**Aim**
Identify every line containing the word "TÜVRheinland" and reproduce each one.
Start of Rows
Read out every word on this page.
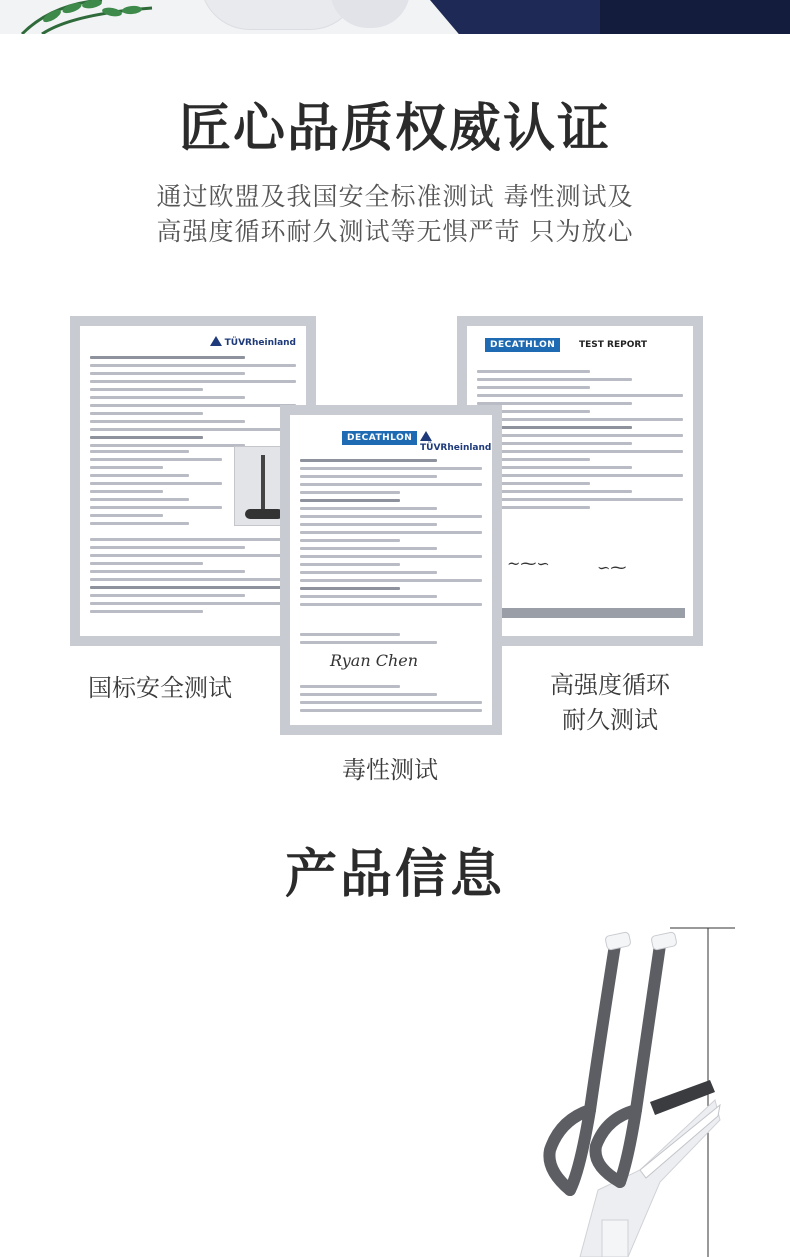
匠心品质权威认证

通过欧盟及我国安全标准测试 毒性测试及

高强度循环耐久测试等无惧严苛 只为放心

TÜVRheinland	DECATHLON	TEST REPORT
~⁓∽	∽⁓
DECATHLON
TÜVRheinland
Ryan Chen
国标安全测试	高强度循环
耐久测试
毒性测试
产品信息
End of Rows
**Task answer**
TÜVRheinland	DECATHLON	TEST REPORT
TÜVRheinland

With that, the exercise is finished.